- _To do_
Return a copy of each line that holds the string "subscribe".

▼▼▼

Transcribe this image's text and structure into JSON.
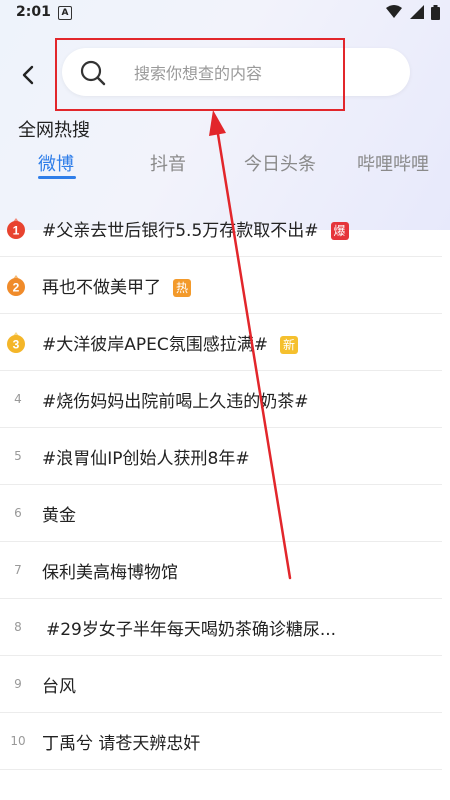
{
  "status": {
    "time": "2:01"
  },
  "search": {
    "placeholder": "搜索你想查的内容"
  },
  "section_title": "全网热搜",
  "tabs": [
    {
      "label": "微博",
      "active": true
    },
    {
      "label": "抖音",
      "active": false
    },
    {
      "label": "今日头条",
      "active": false
    },
    {
      "label": "哔哩哔哩",
      "active": false
    }
  ],
  "hot_list": [
    {
      "rank": "1",
      "title": "#父亲去世后银行5.5万存款取不出#",
      "badge": "爆",
      "badge_color": "#e5343a",
      "medal_color": "#e8432f"
    },
    {
      "rank": "2",
      "title": "再也不做美甲了",
      "badge": "热",
      "badge_color": "#f39a2b",
      "medal_color": "#f08b2a"
    },
    {
      "rank": "3",
      "title": "#大洋彼岸APEC氛围感拉满#",
      "badge": "新",
      "badge_color": "#f5c02e",
      "medal_color": "#f4b629"
    },
    {
      "rank": "4",
      "title": "#烧伤妈妈出院前喝上久违的奶茶#"
    },
    {
      "rank": "5",
      "title": "#浪胃仙IP创始人获刑8年#"
    },
    {
      "rank": "6",
      "title": "黄金"
    },
    {
      "rank": "7",
      "title": "保利美高梅博物馆"
    },
    {
      "rank": "8",
      "title": "#29岁女子半年每天喝奶茶确诊糖尿..."
    },
    {
      "rank": "9",
      "title": "台风"
    },
    {
      "rank": "10",
      "title": "丁禹兮 请苍天辨忠奸"
    }
  ],
  "colors": {
    "accent": "#2f7ee9",
    "annotation": "#e2262b"
  }
}
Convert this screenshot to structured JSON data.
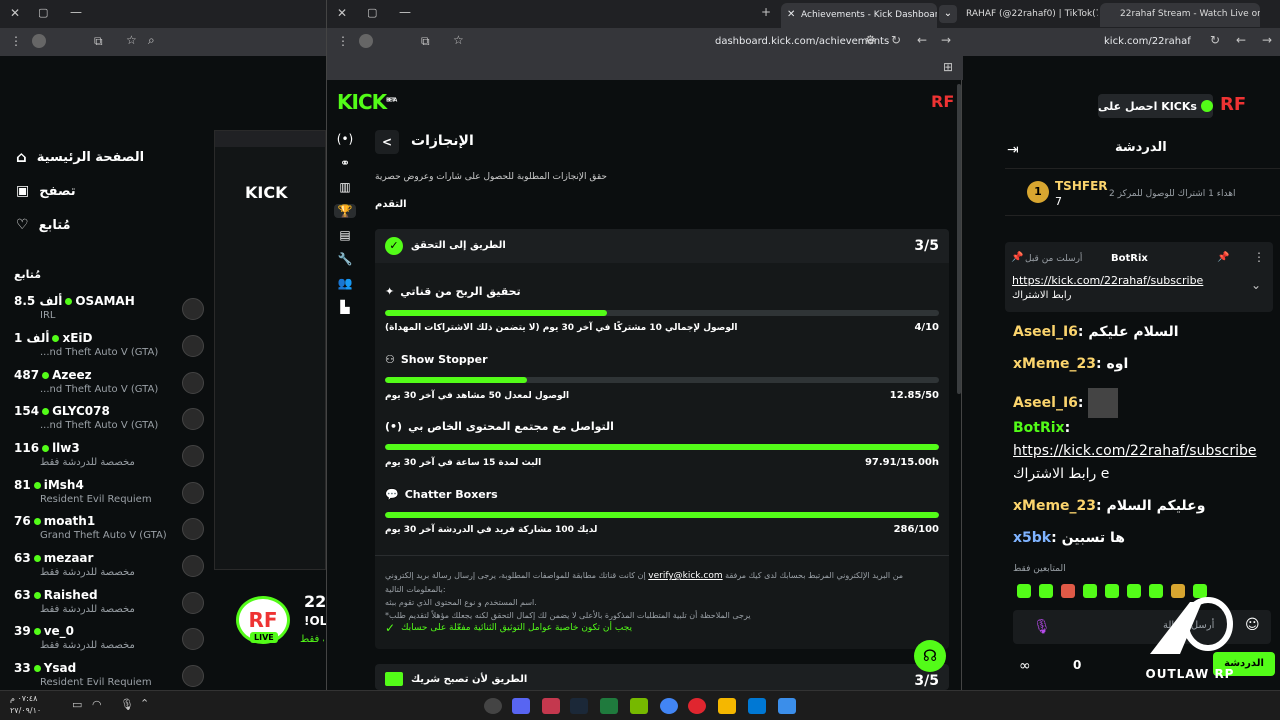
{
  "browser_back": {
    "tabs": [
      "RAHAF (@22rahaf0) | TikTok(7)",
      "22rahaf Stream - Watch Live on"
    ],
    "url": "kick.com/22rahaf"
  },
  "browser_front": {
    "tab_title": "Achievements - Kick Dashboard",
    "url": "dashboard.kick.com/achievements"
  },
  "kick": {
    "logo": "KICK",
    "beta": "BETA",
    "get_kicks_label": "احصل على KICKs",
    "channel_letters": "RF"
  },
  "left_nav": [
    {
      "label": "الصفحة الرئيسية",
      "icon": "home-icon"
    },
    {
      "label": "تصفح",
      "icon": "browse-icon"
    },
    {
      "label": "مُتابع",
      "icon": "heart-icon"
    }
  ],
  "following_title": "مُتابع",
  "following": [
    {
      "count": "8.5 ألف",
      "name": "OSAMAH",
      "sub": "IRL"
    },
    {
      "count": "1 ألف",
      "name": "xEiD",
      "sub": "...nd Theft Auto V (GTA)"
    },
    {
      "count": "487",
      "name": "Azeez",
      "sub": "...nd Theft Auto V (GTA)"
    },
    {
      "count": "154",
      "name": "GLYC078",
      "sub": "...nd Theft Auto V (GTA)"
    },
    {
      "count": "116",
      "name": "llw3",
      "sub": "مخصصة للدردشة فقط"
    },
    {
      "count": "81",
      "name": "iMsh4",
      "sub": "Resident Evil Requiem"
    },
    {
      "count": "76",
      "name": "moath1",
      "sub": "Grand Theft Auto V (GTA)"
    },
    {
      "count": "63",
      "name": "mezaar",
      "sub": "مخصصة للدردشة فقط"
    },
    {
      "count": "63",
      "name": "Raished",
      "sub": "مخصصة للدردشة فقط"
    },
    {
      "count": "39",
      "name": "ve_0",
      "sub": "مخصصة للدردشة فقط"
    },
    {
      "count": "33",
      "name": "Ysad",
      "sub": "Resident Evil Requiem"
    }
  ],
  "stream": {
    "live": "LIVE",
    "title_partial": "22",
    "sub_partial": "!OL",
    "sub2": "دقة فقط"
  },
  "page": {
    "back_label": "<",
    "title": "الإنجازات",
    "subtitle": "حقق الإنجازات المطلوبة للحصول على شارات وعروض حصرية",
    "progress_label": "التقدم"
  },
  "verify_card": {
    "title": "الطريق إلى التحقق",
    "score": "3/5",
    "achievements": [
      {
        "icon": "sparkle-icon",
        "title": "تحقيق الربح من قناتي",
        "desc": "الوصول لإجمالي 10 مشتركًا في آخر 30 يوم (لا يتضمن ذلك الاشتراكات المهداة)",
        "value": "4/10",
        "progress": 0.4
      },
      {
        "icon": "people-icon",
        "title": "Show Stopper",
        "desc": "الوصول لمعدل 50 مشاهد في آخر 30 يوم",
        "value": "12.85/50",
        "progress": 0.257
      },
      {
        "icon": "broadcast-icon",
        "title": "التواصل مع مجتمع المحتوى الخاص بي",
        "desc": "البث لمدة 15 ساعة في آخر 30 يوم",
        "value": "97.91/15.00h",
        "progress": 1.0
      },
      {
        "icon": "chat-icon",
        "title": "Chatter Boxers",
        "desc": "لديك 100 مشاركة فريد في الدردشة آخر 30 يوم",
        "value": "286/100",
        "progress": 1.0
      }
    ],
    "note_1": "إن كانت قناتك مطابقة للمواصفات المطلوبة، يرجى إرسال رسالة بريد إلكتروني",
    "note_email": "verify@kick.com",
    "note_1b": "من البريد الإلكتروني المرتبط بحسابك لدى كيك مرفقة بالمعلومات التالية:",
    "note_2": "اسم المستخدم و نوع المحتوى الذي تقوم ببثه.",
    "note_3": "*يرجى الملاحظة أن تلبية المتطلبات المذكورة بالأعلى لا يضمن لك إكمال التحقق لكنه يجعلك مؤهلاً لتقديم طلب",
    "twofa": "يجب أن تكون خاصية عوامل التوثيق الثنائية مفعّلة على حسابك"
  },
  "next_card": {
    "title": "الطريق لأن تصبح شريك",
    "score": "3/5"
  },
  "chat": {
    "title": "الدردشة",
    "top_user": "TSHFER",
    "top_count": "7",
    "top_text": "أهداء 1 اشتراك للوصول للمركز 2",
    "pinned_by": "أرسلت من قبل",
    "pinned_user": "BotRix",
    "pinned_link": "https://kick.com/22rahaf/subscribe",
    "pinned_text": "رابط الاشتراك",
    "messages": [
      {
        "user": "Aseel_I6",
        "text": "السلام عليكم",
        "color": "#fbd46d"
      },
      {
        "user": "xMeme_23",
        "text": "اوه",
        "color": "#fbd46d"
      },
      {
        "user": "Aseel_I6",
        "text": "",
        "color": "#fbd46d"
      },
      {
        "user": "BotRix",
        "text": "https://kick.com/22rahaf/subscribe",
        "color": "#53fc18"
      },
      {
        "user": "",
        "text": "رابط الاشتراك e",
        "color": "#fff"
      },
      {
        "user": "xMeme_23",
        "text": "وعليكم السلام",
        "color": "#fbd46d"
      },
      {
        "user": "x5bk",
        "text": "ها تسبين",
        "color": "#7fb3ff"
      }
    ],
    "followers_only": "المتابعين فقط",
    "input_placeholder": "أرسل رسالة",
    "send_label": "الدردشة",
    "stat_count": "0"
  },
  "watermark": {
    "text": "OUTLAW RP"
  },
  "taskbar": {
    "time": "٠٧:٤٨ م",
    "date": "٢٧/٠٩/١٠"
  }
}
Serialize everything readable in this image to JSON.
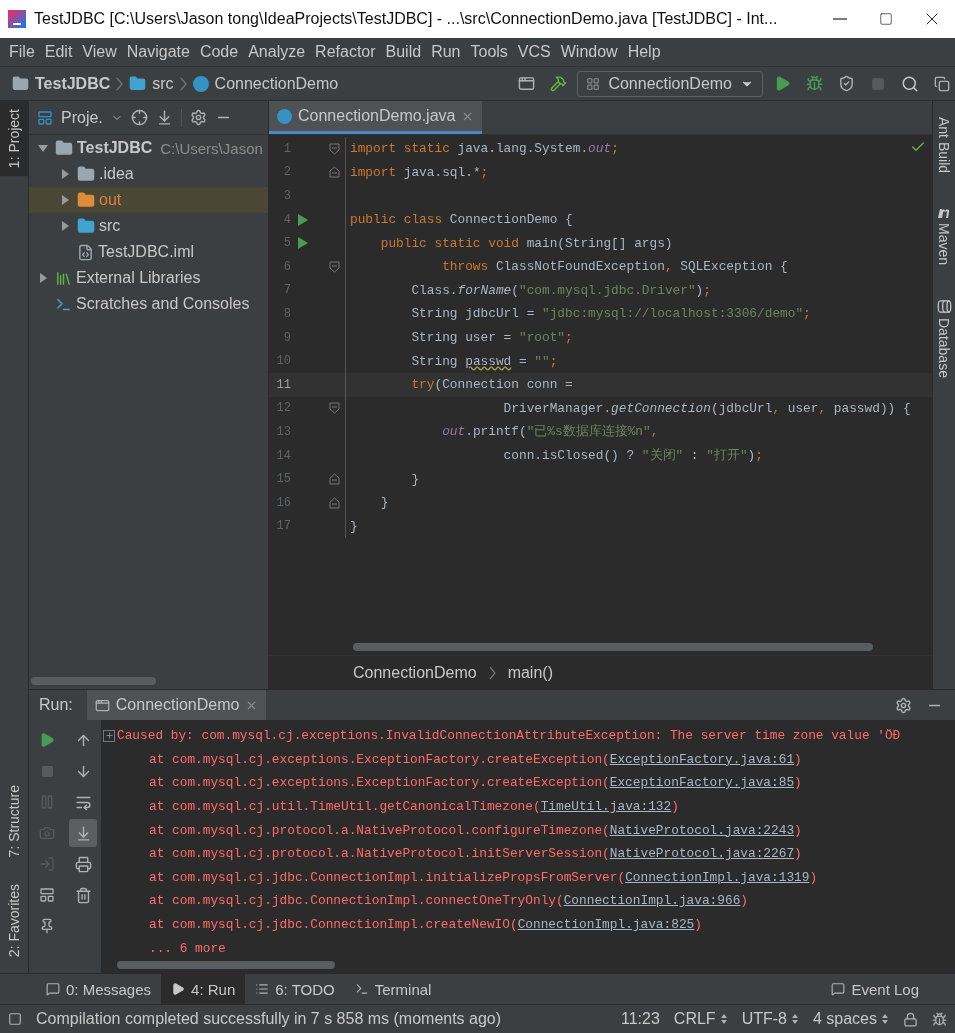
{
  "window": {
    "title": "TestJDBC [C:\\Users\\Jason tong\\IdeaProjects\\TestJDBC] - ...\\src\\ConnectionDemo.java [TestJDBC] - Int..."
  },
  "menu": [
    "File",
    "Edit",
    "View",
    "Navigate",
    "Code",
    "Analyze",
    "Refactor",
    "Build",
    "Run",
    "Tools",
    "VCS",
    "Window",
    "Help"
  ],
  "nav": {
    "breadcrumbs": [
      {
        "label": "TestJDBC",
        "kind": "module"
      },
      {
        "label": "src",
        "kind": "folder"
      },
      {
        "label": "ConnectionDemo",
        "kind": "class"
      }
    ],
    "run_config": "ConnectionDemo"
  },
  "left_stripe": [
    {
      "label": "1: Project",
      "selected": true,
      "kind": "top"
    },
    {
      "label": "7: Structure",
      "selected": false,
      "kind": "bottom"
    },
    {
      "label": "2: Favorites",
      "selected": false,
      "kind": "bottom"
    }
  ],
  "project_panel": {
    "title": "Proje.",
    "tree": [
      {
        "label": "TestJDBC",
        "detail": "C:\\Users\\Jason",
        "kind": "module",
        "expanded": true,
        "selected": false,
        "children": [
          {
            "label": ".idea",
            "kind": "folder",
            "expanded": false,
            "selected": false
          },
          {
            "label": "out",
            "kind": "excluded",
            "expanded": false,
            "selected": true
          },
          {
            "label": "src",
            "kind": "source",
            "expanded": false,
            "selected": false
          },
          {
            "label": "TestJDBC.iml",
            "kind": "file",
            "selected": false
          }
        ]
      },
      {
        "label": "External Libraries",
        "kind": "library",
        "expanded": false,
        "selected": false
      },
      {
        "label": "Scratches and Consoles",
        "kind": "scratch",
        "selected": false
      }
    ]
  },
  "editor": {
    "tabs": [
      {
        "label": "ConnectionDemo.java",
        "selected": true
      }
    ],
    "lines": [
      {
        "number": "1",
        "kind": "fold-start",
        "tokens": [
          {
            "kind": "keyword",
            "text": "import static "
          },
          {
            "kind": "plain",
            "text": "java.lang.System."
          },
          {
            "kind": "field",
            "text": "out"
          },
          {
            "kind": "keyword",
            "text": ";"
          }
        ]
      },
      {
        "number": "2",
        "kind": "fold-end",
        "tokens": [
          {
            "kind": "keyword",
            "text": "import "
          },
          {
            "kind": "plain",
            "text": "java.sql.*"
          },
          {
            "kind": "keyword",
            "text": ";"
          }
        ]
      },
      {
        "number": "3",
        "kind": "plain"
      },
      {
        "number": "4",
        "kind": "run",
        "tokens": [
          {
            "kind": "keyword",
            "text": "public class "
          },
          {
            "kind": "plain",
            "text": "ConnectionDemo {"
          }
        ]
      },
      {
        "number": "5",
        "kind": "run",
        "tokens": [
          {
            "kind": "keyword",
            "text": "    public static void "
          },
          {
            "kind": "plain",
            "text": "main(String[] args)"
          }
        ]
      },
      {
        "number": "6",
        "kind": "fold-start",
        "tokens": [
          {
            "kind": "keyword",
            "text": "            throws "
          },
          {
            "kind": "plain",
            "text": "ClassNotFoundException"
          },
          {
            "kind": "keyword",
            "text": ", "
          },
          {
            "kind": "plain",
            "text": "SQLException {"
          }
        ]
      },
      {
        "number": "7",
        "tokens": [
          {
            "kind": "plain",
            "text": "        Class."
          },
          {
            "kind": "method",
            "text": "forName"
          },
          {
            "kind": "plain",
            "text": "("
          },
          {
            "kind": "string",
            "text": "\"com.mysql.jdbc.Driver\""
          },
          {
            "kind": "plain",
            "text": ")"
          },
          {
            "kind": "keyword",
            "text": ";"
          }
        ]
      },
      {
        "number": "8",
        "tokens": [
          {
            "kind": "plain",
            "text": "        String jdbcUrl = "
          },
          {
            "kind": "string",
            "text": "\"jdbc:mysql://localhost:3306/demo\""
          },
          {
            "kind": "keyword",
            "text": ";"
          }
        ]
      },
      {
        "number": "9",
        "tokens": [
          {
            "kind": "plain",
            "text": "        String user = "
          },
          {
            "kind": "string",
            "text": "\"root\""
          },
          {
            "kind": "keyword",
            "text": ";"
          }
        ]
      },
      {
        "number": "10",
        "tokens": [
          {
            "kind": "plain",
            "text": "        String "
          },
          {
            "kind": "warning",
            "text": "passwd"
          },
          {
            "kind": "plain",
            "text": " = "
          },
          {
            "kind": "string",
            "text": "\"\""
          },
          {
            "kind": "keyword",
            "text": ";"
          }
        ]
      },
      {
        "number": "11",
        "current": true,
        "tokens": [
          {
            "kind": "keyword",
            "text": "        try"
          },
          {
            "kind": "plain",
            "text": "(Connection conn ="
          }
        ]
      },
      {
        "number": "12",
        "kind": "fold-start",
        "tokens": [
          {
            "kind": "plain",
            "text": "                    DriverManager."
          },
          {
            "kind": "method",
            "text": "getConnection"
          },
          {
            "kind": "plain",
            "text": "(jdbcUrl"
          },
          {
            "kind": "keyword",
            "text": ", "
          },
          {
            "kind": "plain",
            "text": "user"
          },
          {
            "kind": "keyword",
            "text": ", "
          },
          {
            "kind": "plain",
            "text": "passwd)) {"
          }
        ]
      },
      {
        "number": "13",
        "tokens": [
          {
            "kind": "field",
            "text": "            out"
          },
          {
            "kind": "plain",
            "text": ".printf("
          },
          {
            "kind": "string",
            "text": "\"已%s数据库连接%n\""
          },
          {
            "kind": "keyword",
            "text": ","
          }
        ]
      },
      {
        "number": "14",
        "tokens": [
          {
            "kind": "plain",
            "text": "                    conn.isClosed() ? "
          },
          {
            "kind": "string",
            "text": "\"关闭\""
          },
          {
            "kind": "plain",
            "text": " : "
          },
          {
            "kind": "string",
            "text": "\"打开\""
          },
          {
            "kind": "plain",
            "text": ")"
          },
          {
            "kind": "keyword",
            "text": ";"
          }
        ]
      },
      {
        "number": "15",
        "kind": "fold-end",
        "tokens": [
          {
            "kind": "plain",
            "text": "        }"
          }
        ]
      },
      {
        "number": "16",
        "kind": "fold-end",
        "tokens": [
          {
            "kind": "plain",
            "text": "    }"
          }
        ]
      },
      {
        "number": "17",
        "tokens": [
          {
            "kind": "plain",
            "text": "}"
          }
        ]
      }
    ],
    "breadcrumbs": [
      "ConnectionDemo",
      "main()"
    ]
  },
  "right_stripe": [
    {
      "label": "Ant Build",
      "kind": "ant"
    },
    {
      "label": "Maven",
      "kind": "maven"
    },
    {
      "label": "Database",
      "kind": "database"
    }
  ],
  "run_panel": {
    "label": "Run:",
    "tabs": [
      {
        "label": "ConnectionDemo",
        "selected": true
      }
    ],
    "console": [
      {
        "kind": "cause",
        "text": "Caused by: com.mysql.cj.exceptions.InvalidConnectionAttributeException: The server time zone value 'ÖÐ"
      },
      {
        "kind": "frame",
        "text": "at com.mysql.cj.exceptions.ExceptionFactory.createException(",
        "link": "ExceptionFactory.java:61",
        "end": ")"
      },
      {
        "kind": "frame",
        "text": "at com.mysql.cj.exceptions.ExceptionFactory.createException(",
        "link": "ExceptionFactory.java:85",
        "end": ")"
      },
      {
        "kind": "frame",
        "text": "at com.mysql.cj.util.TimeUtil.getCanonicalTimezone(",
        "link": "TimeUtil.java:132",
        "end": ")"
      },
      {
        "kind": "frame",
        "text": "at com.mysql.cj.protocol.a.NativeProtocol.configureTimezone(",
        "link": "NativeProtocol.java:2243",
        "end": ")"
      },
      {
        "kind": "frame",
        "text": "at com.mysql.cj.protocol.a.NativeProtocol.initServerSession(",
        "link": "NativeProtocol.java:2267",
        "end": ")"
      },
      {
        "kind": "frame",
        "text": "at com.mysql.cj.jdbc.ConnectionImpl.initializePropsFromServer(",
        "link": "ConnectionImpl.java:1319",
        "end": ")"
      },
      {
        "kind": "frame",
        "text": "at com.mysql.cj.jdbc.ConnectionImpl.connectOneTryOnly(",
        "link": "ConnectionImpl.java:966",
        "end": ")"
      },
      {
        "kind": "frame",
        "text": "at com.mysql.cj.jdbc.ConnectionImpl.createNewIO(",
        "link": "ConnectionImpl.java:825",
        "end": ")"
      },
      {
        "kind": "more",
        "text": "... 6 more"
      }
    ]
  },
  "bottom_tabs": [
    {
      "label": "0: Messages",
      "kind": "messages",
      "selected": false
    },
    {
      "label": "4: Run",
      "kind": "run",
      "selected": true
    },
    {
      "label": "6: TODO",
      "kind": "todo",
      "selected": false
    },
    {
      "label": "Terminal",
      "kind": "terminal",
      "selected": false
    }
  ],
  "event_log": "Event Log",
  "status_bar": {
    "message": "Compilation completed successfully in 7 s 858 ms (moments ago)",
    "position": "11:23",
    "line_separator": "CRLF",
    "encoding": "UTF-8",
    "indent": "4 spaces"
  }
}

▲▲▲

- _In response_
    "pinned_link": "https://kick.com/22rahaf/subscribe",
        "text": "https://kick.com/22rahaf/subscribe",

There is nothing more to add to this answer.